__OBJECTIVE__: Out of the lines in this data, how many include "ExecuteJavaScript"? Give the number and nothing else.

[Stored data]
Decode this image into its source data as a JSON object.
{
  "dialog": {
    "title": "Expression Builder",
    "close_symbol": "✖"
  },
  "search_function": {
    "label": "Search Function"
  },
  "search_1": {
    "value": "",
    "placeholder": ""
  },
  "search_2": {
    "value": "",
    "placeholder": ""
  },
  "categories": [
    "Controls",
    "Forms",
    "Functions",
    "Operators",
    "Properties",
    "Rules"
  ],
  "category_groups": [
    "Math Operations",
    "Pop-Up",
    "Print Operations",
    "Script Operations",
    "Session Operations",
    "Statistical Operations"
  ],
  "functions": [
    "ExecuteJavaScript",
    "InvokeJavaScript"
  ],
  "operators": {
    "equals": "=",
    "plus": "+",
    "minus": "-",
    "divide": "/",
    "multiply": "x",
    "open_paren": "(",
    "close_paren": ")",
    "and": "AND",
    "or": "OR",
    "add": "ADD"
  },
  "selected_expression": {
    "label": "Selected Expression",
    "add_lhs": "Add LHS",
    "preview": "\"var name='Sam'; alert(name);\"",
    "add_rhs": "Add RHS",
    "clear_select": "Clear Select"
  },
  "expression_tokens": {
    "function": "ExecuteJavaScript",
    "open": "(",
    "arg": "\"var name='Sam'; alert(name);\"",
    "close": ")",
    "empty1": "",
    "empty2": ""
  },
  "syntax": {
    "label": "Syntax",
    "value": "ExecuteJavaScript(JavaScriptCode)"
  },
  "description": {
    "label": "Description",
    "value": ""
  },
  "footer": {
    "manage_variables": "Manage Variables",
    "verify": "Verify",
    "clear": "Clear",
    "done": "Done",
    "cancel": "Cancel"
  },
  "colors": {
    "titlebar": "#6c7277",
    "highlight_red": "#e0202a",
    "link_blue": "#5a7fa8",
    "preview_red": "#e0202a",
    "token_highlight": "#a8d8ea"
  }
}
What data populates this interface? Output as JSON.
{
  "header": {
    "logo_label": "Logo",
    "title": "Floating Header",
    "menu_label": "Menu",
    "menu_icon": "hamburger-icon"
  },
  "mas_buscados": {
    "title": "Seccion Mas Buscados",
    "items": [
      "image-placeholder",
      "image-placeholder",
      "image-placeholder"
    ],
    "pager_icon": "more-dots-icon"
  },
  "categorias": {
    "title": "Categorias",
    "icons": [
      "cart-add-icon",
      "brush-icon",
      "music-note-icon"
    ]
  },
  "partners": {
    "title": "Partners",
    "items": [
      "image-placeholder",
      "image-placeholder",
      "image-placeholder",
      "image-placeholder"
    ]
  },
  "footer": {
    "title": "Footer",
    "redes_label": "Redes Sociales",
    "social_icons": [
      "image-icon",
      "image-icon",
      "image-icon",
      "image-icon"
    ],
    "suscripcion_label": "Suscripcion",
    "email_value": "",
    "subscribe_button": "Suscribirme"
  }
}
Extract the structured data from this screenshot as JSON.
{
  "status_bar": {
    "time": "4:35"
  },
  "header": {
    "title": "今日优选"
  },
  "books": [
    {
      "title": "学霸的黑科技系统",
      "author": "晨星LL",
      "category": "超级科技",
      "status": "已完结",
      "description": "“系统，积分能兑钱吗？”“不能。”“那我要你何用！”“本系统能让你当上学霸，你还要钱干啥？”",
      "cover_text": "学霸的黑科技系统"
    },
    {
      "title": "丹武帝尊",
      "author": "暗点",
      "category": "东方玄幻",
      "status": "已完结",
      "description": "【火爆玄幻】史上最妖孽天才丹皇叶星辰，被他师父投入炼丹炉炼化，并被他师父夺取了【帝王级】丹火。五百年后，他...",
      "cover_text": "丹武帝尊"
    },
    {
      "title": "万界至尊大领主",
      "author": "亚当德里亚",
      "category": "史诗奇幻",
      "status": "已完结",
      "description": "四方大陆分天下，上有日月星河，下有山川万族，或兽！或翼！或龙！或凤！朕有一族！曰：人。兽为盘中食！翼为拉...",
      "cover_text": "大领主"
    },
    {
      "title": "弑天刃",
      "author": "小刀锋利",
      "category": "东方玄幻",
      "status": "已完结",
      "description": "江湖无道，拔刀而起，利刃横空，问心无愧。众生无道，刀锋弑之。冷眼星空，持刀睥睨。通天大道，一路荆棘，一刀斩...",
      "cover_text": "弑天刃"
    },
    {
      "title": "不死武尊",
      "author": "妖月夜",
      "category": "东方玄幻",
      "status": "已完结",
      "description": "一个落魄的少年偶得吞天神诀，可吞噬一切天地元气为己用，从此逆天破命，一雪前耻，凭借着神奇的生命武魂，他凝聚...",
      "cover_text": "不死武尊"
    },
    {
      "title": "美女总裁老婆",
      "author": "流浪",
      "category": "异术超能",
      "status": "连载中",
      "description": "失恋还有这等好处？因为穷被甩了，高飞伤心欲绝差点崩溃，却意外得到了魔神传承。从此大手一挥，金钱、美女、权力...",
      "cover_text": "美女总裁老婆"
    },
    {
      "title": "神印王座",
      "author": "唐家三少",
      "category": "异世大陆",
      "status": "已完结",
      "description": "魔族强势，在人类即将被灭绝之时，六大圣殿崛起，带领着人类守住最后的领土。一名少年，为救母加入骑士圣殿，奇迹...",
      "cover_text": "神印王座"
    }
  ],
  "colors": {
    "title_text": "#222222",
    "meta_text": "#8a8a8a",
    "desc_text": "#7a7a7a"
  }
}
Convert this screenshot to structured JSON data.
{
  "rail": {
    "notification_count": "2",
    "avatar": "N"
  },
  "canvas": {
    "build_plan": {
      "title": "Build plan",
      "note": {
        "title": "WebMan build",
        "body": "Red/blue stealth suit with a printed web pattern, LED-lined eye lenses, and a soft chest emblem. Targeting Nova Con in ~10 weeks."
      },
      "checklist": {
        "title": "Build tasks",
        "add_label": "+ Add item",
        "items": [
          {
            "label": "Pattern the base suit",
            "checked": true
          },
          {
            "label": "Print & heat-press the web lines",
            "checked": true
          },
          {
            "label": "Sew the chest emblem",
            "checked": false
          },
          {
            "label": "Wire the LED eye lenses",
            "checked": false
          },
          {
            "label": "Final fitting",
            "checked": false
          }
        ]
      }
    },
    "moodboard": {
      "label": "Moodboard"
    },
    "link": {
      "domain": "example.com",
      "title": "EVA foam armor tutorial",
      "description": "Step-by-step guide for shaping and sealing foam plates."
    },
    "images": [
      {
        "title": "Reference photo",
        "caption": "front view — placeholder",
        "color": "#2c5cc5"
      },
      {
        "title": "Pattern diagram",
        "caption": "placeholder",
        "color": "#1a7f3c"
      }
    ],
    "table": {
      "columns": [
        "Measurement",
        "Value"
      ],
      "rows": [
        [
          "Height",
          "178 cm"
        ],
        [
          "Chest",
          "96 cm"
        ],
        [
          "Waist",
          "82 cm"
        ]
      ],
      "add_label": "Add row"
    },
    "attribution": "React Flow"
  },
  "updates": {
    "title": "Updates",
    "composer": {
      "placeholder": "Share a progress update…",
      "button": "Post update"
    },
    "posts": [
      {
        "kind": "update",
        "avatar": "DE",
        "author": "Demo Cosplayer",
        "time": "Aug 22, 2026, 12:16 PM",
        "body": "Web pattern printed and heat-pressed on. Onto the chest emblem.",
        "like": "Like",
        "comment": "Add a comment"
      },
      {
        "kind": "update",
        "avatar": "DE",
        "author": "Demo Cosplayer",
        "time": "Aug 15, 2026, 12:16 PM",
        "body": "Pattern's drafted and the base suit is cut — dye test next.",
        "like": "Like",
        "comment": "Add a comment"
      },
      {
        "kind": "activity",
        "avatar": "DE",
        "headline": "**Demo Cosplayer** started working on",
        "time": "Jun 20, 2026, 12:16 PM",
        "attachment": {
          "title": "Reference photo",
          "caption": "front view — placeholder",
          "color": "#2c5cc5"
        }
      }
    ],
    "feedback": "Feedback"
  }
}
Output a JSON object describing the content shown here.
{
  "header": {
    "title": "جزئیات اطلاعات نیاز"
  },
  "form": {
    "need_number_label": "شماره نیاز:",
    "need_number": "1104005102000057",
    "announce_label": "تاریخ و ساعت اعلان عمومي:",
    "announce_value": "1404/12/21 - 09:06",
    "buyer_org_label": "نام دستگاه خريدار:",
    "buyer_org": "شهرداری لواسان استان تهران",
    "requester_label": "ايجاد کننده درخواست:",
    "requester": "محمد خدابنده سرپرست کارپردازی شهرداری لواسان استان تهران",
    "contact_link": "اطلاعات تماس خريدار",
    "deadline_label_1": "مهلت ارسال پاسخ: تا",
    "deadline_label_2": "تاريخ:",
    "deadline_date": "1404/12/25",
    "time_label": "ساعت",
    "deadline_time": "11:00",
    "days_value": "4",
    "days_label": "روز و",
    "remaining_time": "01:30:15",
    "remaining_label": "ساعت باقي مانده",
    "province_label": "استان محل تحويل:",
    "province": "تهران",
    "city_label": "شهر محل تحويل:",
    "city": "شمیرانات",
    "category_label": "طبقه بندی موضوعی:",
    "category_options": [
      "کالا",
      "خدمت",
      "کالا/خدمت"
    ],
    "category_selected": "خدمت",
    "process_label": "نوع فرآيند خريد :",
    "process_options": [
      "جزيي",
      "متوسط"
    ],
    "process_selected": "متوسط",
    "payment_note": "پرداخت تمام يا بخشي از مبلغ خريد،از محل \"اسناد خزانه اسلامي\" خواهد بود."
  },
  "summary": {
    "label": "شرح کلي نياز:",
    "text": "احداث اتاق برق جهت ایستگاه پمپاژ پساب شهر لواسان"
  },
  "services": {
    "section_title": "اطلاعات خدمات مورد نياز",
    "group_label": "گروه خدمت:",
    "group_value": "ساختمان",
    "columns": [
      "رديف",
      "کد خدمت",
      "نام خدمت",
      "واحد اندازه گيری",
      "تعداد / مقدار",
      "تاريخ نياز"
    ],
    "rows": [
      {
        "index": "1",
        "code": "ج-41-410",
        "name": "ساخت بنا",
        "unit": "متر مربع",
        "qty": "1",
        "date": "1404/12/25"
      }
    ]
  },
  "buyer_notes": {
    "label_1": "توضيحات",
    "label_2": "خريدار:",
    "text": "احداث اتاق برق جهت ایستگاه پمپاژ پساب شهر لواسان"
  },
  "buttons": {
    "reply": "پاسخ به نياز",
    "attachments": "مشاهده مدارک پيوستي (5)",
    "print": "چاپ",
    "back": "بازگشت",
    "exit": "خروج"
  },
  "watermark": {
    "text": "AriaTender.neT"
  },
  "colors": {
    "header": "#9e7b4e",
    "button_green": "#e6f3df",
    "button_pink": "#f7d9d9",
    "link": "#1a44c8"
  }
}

__WRITTEN REPLY__: 3